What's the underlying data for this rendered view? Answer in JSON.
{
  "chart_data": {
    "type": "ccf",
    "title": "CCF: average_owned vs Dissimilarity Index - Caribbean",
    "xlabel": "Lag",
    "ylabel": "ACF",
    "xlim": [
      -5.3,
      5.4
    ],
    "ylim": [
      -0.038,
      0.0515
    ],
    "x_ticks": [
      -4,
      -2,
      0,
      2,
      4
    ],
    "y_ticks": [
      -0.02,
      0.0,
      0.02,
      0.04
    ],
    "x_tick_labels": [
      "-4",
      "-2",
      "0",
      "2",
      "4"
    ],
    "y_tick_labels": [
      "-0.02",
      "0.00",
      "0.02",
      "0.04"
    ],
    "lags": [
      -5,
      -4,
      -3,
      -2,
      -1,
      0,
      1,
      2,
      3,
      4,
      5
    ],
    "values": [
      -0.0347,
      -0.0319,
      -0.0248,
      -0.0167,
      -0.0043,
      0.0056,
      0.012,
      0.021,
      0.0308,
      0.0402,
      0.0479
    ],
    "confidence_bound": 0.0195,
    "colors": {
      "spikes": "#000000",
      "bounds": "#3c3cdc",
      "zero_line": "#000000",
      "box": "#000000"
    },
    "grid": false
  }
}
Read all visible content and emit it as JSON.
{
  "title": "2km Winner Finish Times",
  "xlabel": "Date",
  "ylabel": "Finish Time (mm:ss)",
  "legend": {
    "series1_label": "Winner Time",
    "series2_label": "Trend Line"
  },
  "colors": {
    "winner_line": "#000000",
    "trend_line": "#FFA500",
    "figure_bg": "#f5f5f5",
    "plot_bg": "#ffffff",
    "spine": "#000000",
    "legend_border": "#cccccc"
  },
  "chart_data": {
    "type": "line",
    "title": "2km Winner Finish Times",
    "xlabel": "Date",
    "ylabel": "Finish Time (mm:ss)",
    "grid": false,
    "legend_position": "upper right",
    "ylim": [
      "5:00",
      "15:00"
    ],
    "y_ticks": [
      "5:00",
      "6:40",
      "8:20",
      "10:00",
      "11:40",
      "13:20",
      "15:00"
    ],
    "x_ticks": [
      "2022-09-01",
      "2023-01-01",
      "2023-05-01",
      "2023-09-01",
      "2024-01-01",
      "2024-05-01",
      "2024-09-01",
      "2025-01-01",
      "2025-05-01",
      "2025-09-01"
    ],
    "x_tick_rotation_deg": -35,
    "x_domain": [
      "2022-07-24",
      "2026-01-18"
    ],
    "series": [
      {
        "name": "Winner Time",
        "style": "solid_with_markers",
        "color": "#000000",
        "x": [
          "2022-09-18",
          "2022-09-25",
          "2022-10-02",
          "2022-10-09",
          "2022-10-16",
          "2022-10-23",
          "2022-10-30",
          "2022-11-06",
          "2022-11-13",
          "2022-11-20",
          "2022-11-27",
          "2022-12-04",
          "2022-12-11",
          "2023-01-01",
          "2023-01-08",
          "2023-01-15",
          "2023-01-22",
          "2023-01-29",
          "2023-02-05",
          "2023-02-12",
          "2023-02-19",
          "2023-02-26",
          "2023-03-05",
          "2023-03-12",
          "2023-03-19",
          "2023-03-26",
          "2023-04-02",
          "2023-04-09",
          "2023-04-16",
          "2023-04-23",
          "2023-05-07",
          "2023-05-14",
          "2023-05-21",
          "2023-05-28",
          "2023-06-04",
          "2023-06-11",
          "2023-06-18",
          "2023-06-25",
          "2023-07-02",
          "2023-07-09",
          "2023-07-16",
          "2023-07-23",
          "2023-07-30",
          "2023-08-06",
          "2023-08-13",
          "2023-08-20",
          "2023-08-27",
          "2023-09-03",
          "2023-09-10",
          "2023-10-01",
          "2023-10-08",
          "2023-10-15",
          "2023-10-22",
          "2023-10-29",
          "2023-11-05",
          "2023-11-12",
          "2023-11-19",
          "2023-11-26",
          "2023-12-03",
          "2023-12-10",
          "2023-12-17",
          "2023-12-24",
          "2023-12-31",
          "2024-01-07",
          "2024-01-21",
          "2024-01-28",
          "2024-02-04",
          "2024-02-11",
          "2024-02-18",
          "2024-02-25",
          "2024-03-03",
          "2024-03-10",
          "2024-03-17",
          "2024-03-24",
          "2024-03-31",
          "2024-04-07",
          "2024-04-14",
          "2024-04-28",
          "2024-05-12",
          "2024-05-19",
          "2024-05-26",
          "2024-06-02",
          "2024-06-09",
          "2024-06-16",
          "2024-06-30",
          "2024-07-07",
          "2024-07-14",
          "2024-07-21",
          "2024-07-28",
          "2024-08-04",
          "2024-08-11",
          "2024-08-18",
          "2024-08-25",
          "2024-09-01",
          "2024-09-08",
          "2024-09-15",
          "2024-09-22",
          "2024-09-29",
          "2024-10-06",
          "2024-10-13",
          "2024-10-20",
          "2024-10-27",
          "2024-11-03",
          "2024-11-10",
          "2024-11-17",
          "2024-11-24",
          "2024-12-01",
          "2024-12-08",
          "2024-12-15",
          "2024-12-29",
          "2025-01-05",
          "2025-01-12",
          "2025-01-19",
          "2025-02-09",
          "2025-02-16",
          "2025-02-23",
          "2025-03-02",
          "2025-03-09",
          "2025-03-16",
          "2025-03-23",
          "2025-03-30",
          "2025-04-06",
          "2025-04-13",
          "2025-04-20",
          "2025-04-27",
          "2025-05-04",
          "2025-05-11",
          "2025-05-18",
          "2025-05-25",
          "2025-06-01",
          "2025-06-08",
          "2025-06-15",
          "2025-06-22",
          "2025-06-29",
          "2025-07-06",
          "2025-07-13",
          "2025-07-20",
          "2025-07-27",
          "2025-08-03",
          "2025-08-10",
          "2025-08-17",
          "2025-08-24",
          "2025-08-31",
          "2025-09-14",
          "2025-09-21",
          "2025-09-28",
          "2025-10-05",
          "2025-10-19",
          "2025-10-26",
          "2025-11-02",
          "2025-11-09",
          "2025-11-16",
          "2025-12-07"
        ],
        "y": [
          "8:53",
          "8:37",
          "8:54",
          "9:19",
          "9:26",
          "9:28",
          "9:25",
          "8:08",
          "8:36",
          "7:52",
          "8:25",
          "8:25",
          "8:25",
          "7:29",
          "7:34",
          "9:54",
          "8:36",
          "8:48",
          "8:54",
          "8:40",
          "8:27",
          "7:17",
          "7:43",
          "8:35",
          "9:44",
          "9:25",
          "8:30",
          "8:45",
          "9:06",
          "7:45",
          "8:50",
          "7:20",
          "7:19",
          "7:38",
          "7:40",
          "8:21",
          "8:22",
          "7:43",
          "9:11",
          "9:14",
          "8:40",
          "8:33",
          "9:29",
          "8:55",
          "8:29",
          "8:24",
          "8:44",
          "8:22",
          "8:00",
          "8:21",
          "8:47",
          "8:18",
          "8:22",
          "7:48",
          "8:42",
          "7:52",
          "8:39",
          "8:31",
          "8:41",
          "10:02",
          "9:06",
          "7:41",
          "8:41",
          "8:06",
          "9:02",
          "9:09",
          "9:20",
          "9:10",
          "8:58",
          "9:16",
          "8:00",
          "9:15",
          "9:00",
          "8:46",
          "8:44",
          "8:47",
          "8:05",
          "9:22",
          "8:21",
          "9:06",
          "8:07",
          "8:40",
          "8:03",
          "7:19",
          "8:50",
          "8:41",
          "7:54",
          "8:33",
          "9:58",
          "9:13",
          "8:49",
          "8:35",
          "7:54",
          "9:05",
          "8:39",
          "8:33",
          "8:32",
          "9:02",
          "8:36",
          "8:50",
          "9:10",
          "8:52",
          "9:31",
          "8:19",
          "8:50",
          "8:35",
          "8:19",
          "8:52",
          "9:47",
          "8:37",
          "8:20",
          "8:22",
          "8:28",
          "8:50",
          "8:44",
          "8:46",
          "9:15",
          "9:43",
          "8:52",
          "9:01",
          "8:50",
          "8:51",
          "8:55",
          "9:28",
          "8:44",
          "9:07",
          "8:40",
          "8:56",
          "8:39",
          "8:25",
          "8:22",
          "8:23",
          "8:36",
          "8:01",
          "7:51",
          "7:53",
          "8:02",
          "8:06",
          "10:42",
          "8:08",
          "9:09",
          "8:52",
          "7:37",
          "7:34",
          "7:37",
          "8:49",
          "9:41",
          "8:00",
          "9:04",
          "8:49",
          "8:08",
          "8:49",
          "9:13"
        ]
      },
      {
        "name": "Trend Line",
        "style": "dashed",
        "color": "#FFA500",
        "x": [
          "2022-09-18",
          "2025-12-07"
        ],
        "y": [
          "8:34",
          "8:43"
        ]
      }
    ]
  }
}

====

**WORK TO BE COMPLETED**
Above are the records. Identify each line that contains the word "ylabel".

**SOLUTION FOR THIS TASK**
    "ylabel": "ACF",
  "ylabel": "Finish Time (mm:ss)",
    "ylabel": "Finish Time (mm:ss)",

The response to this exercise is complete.